**GIVEN EXERCISE**
Below are some entries. Output each one exactly as it appears.

(Data items)
========

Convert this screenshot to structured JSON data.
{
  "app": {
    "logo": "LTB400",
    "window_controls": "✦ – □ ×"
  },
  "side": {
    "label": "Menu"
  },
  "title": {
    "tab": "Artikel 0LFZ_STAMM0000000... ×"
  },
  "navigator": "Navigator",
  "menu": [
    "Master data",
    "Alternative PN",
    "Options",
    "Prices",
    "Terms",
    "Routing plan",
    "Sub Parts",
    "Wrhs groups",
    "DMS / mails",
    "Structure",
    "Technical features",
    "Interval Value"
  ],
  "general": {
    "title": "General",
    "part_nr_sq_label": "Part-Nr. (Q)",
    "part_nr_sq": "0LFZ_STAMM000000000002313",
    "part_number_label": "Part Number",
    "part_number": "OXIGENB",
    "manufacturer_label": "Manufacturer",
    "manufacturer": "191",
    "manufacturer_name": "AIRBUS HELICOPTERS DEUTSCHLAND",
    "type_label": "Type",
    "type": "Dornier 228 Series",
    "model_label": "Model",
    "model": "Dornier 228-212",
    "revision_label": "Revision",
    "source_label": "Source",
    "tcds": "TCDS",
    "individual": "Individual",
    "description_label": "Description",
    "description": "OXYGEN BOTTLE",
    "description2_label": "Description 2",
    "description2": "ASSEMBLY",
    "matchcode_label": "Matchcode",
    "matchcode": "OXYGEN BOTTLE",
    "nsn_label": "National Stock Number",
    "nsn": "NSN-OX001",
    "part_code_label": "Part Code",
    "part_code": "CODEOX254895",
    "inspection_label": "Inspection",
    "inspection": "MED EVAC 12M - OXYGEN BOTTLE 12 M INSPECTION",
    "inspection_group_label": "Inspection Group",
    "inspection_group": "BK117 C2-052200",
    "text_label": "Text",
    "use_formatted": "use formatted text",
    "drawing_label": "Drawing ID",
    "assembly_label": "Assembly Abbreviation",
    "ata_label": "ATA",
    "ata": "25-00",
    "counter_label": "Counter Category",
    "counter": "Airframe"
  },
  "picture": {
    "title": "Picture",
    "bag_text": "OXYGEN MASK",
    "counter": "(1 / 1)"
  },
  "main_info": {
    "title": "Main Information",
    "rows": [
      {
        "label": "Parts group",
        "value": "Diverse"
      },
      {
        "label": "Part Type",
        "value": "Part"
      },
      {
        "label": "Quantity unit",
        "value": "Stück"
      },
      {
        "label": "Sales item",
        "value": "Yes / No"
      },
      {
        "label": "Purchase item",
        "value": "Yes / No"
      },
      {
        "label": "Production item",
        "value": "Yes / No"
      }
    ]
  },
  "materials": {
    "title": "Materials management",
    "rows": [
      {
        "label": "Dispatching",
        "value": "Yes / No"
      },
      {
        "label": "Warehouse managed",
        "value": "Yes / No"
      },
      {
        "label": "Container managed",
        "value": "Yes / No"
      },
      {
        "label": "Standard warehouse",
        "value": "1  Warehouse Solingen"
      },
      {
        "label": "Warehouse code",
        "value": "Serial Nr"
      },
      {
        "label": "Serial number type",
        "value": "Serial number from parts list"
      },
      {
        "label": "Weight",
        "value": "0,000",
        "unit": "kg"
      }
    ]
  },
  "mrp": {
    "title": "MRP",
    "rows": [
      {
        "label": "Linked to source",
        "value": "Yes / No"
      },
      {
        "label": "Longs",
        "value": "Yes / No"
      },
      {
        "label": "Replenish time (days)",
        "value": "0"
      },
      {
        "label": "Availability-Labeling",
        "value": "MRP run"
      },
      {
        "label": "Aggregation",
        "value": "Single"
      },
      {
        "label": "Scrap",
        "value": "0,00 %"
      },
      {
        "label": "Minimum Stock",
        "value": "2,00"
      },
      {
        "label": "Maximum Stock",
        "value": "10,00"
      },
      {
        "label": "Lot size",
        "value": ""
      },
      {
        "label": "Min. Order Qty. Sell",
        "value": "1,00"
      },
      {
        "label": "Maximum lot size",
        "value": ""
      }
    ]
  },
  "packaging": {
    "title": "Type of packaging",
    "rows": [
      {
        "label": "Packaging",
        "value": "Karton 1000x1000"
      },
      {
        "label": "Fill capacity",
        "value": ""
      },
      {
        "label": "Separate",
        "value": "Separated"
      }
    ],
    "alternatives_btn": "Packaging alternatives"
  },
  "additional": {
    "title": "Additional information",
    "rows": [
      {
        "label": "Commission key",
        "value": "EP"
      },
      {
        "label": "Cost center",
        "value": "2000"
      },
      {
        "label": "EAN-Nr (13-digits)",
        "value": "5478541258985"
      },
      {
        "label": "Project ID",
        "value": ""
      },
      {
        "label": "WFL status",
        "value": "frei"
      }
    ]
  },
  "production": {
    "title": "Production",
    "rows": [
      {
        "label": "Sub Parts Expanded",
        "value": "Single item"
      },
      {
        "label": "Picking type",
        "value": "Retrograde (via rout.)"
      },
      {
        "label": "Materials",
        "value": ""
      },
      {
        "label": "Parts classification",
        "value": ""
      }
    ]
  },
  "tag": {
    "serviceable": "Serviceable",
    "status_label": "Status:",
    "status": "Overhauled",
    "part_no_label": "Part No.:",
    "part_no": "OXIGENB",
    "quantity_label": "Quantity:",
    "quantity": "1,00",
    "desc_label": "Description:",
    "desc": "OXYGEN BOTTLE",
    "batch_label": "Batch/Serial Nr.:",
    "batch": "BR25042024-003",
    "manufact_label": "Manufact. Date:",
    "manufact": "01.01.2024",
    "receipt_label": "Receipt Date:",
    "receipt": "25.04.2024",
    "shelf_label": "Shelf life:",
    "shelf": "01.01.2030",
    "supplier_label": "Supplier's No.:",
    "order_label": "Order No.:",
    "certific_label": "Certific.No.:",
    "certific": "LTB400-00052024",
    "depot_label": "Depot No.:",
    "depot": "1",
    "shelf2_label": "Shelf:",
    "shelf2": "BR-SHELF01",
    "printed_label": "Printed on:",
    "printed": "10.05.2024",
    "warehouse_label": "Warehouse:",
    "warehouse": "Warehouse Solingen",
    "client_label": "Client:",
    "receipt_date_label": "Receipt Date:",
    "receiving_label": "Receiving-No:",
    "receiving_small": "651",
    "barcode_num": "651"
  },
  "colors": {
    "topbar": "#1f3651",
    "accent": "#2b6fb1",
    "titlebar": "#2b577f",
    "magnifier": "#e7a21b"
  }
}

========

**OUTPUT FOR THIS EXERCISE**
Convert this screenshot to structured JSON data.
{
  "app": {
    "logo": "LTB400",
    "window_controls": "✦ – □ ×"
  },
  "side": {
    "label": "Menu"
  },
  "title": {
    "tab": "Artikel 0LFZ_STAMM0000000... ×"
  },
  "navigator": "Navigator",
  "menu": [
    "Master data",
    "Alternative PN",
    "Options",
    "Prices",
    "Terms",
    "Routing plan",
    "Sub Parts",
    "Wrhs groups",
    "DMS / mails",
    "Structure",
    "Technical features",
    "Interval Value"
  ],
  "general": {
    "title": "General",
    "part_nr_sq_label": "Part-Nr. (Q)",
    "part_nr_sq": "0LFZ_STAMM000000000002313",
    "part_number_label": "Part Number",
    "part_number": "OXIGENB",
    "manufacturer_label": "Manufacturer",
    "manufacturer": "191",
    "manufacturer_name": "AIRBUS HELICOPTERS DEUTSCHLAND",
    "type_label": "Type",
    "type": "Dornier 228 Series",
    "model_label": "Model",
    "model": "Dornier 228-212",
    "revision_label": "Revision",
    "source_label": "Source",
    "tcds": "TCDS",
    "individual": "Individual",
    "description_label": "Description",
    "description": "OXYGEN BOTTLE",
    "description2_label": "Description 2",
    "description2": "ASSEMBLY",
    "matchcode_label": "Matchcode",
    "matchcode": "OXYGEN BOTTLE",
    "nsn_label": "National Stock Number",
    "nsn": "NSN-OX001",
    "part_code_label": "Part Code",
    "part_code": "CODEOX254895",
    "inspection_label": "Inspection",
    "inspection": "MED EVAC 12M - OXYGEN BOTTLE 12 M INSPECTION",
    "inspection_group_label": "Inspection Group",
    "inspection_group": "BK117 C2-052200",
    "text_label": "Text",
    "use_formatted": "use formatted text",
    "drawing_label": "Drawing ID",
    "assembly_label": "Assembly Abbreviation",
    "ata_label": "ATA",
    "ata": "25-00",
    "counter_label": "Counter Category",
    "counter": "Airframe"
  },
  "picture": {
    "title": "Picture",
    "bag_text": "OXYGEN MASK",
    "counter": "(1 / 1)"
  },
  "main_info": {
    "title": "Main Information",
    "rows": [
      {
        "label": "Parts group",
        "value": "Diverse"
      },
      {
        "label": "Part Type",
        "value": "Part"
      },
      {
        "label": "Quantity unit",
        "value": "Stück"
      },
      {
        "label": "Sales item",
        "value": "Yes / No"
      },
      {
        "label": "Purchase item",
        "value": "Yes / No"
      },
      {
        "label": "Production item",
        "value": "Yes / No"
      }
    ]
  },
  "materials": {
    "title": "Materials management",
    "rows": [
      {
        "label": "Dispatching",
        "value": "Yes / No"
      },
      {
        "label": "Warehouse managed",
        "value": "Yes / No"
      },
      {
        "label": "Container managed",
        "value": "Yes / No"
      },
      {
        "label": "Standard warehouse",
        "value": "1  Warehouse Solingen"
      },
      {
        "label": "Warehouse code",
        "value": "Serial Nr"
      },
      {
        "label": "Serial number type",
        "value": "Serial number from parts list"
      },
      {
        "label": "Weight",
        "value": "0,000",
        "unit": "kg"
      }
    ]
  },
  "mrp": {
    "title": "MRP",
    "rows": [
      {
        "label": "Linked to source",
        "value": "Yes / No"
      },
      {
        "label": "Longs",
        "value": "Yes / No"
      },
      {
        "label": "Replenish time (days)",
        "value": "0"
      },
      {
        "label": "Availability-Labeling",
        "value": "MRP run"
      },
      {
        "label": "Aggregation",
        "value": "Single"
      },
      {
        "label": "Scrap",
        "value": "0,00 %"
      },
      {
        "label": "Minimum Stock",
        "value": "2,00"
      },
      {
        "label": "Maximum Stock",
        "value": "10,00"
      },
      {
        "label": "Lot size",
        "value": ""
      },
      {
        "label": "Min. Order Qty. Sell",
        "value": "1,00"
      },
      {
        "label": "Maximum lot size",
        "value": ""
      }
    ]
  },
  "packaging": {
    "title": "Type of packaging",
    "rows": [
      {
        "label": "Packaging",
        "value": "Karton 1000x1000"
      },
      {
        "label": "Fill capacity",
        "value": ""
      },
      {
        "label": "Separate",
        "value": "Separated"
      }
    ],
    "alternatives_btn": "Packaging alternatives"
  },
  "additional": {
    "title": "Additional information",
    "rows": [
      {
        "label": "Commission key",
        "value": "EP"
      },
      {
        "label": "Cost center",
        "value": "2000"
      },
      {
        "label": "EAN-Nr (13-digits)",
        "value": "5478541258985"
      },
      {
        "label": "Project ID",
        "value": ""
      },
      {
        "label": "WFL status",
        "value": "frei"
      }
    ]
  },
  "production": {
    "title": "Production",
    "rows": [
      {
        "label": "Sub Parts Expanded",
        "value": "Single item"
      },
      {
        "label": "Picking type",
        "value": "Retrograde (via rout.)"
      },
      {
        "label": "Materials",
        "value": ""
      },
      {
        "label": "Parts classification",
        "value": ""
      }
    ]
  },
  "tag": {
    "serviceable": "Serviceable",
    "status_label": "Status:",
    "status": "Overhauled",
    "part_no_label": "Part No.:",
    "part_no": "OXIGENB",
    "quantity_label": "Quantity:",
    "quantity": "1,00",
    "desc_label": "Description:",
    "desc": "OXYGEN BOTTLE",
    "batch_label": "Batch/Serial Nr.:",
    "batch": "BR25042024-003",
    "manufact_label": "Manufact. Date:",
    "manufact": "01.01.2024",
    "receipt_label": "Receipt Date:",
    "receipt": "25.04.2024",
    "shelf_label": "Shelf life:",
    "shelf": "01.01.2030",
    "supplier_label": "Supplier's No.:",
    "order_label": "Order No.:",
    "certific_label": "Certific.No.:",
    "certific": "LTB400-00052024",
    "depot_label": "Depot No.:",
    "depot": "1",
    "shelf2_label": "Shelf:",
    "shelf2": "BR-SHELF01",
    "printed_label": "Printed on:",
    "printed": "10.05.2024",
    "warehouse_label": "Warehouse:",
    "warehouse": "Warehouse Solingen",
    "client_label": "Client:",
    "receipt_date_label": "Receipt Date:",
    "receiving_label": "Receiving-No:",
    "receiving_small": "651",
    "barcode_num": "651"
  },
  "colors": {
    "topbar": "#1f3651",
    "accent": "#2b6fb1",
    "titlebar": "#2b577f",
    "magnifier": "#e7a21b"
  }
}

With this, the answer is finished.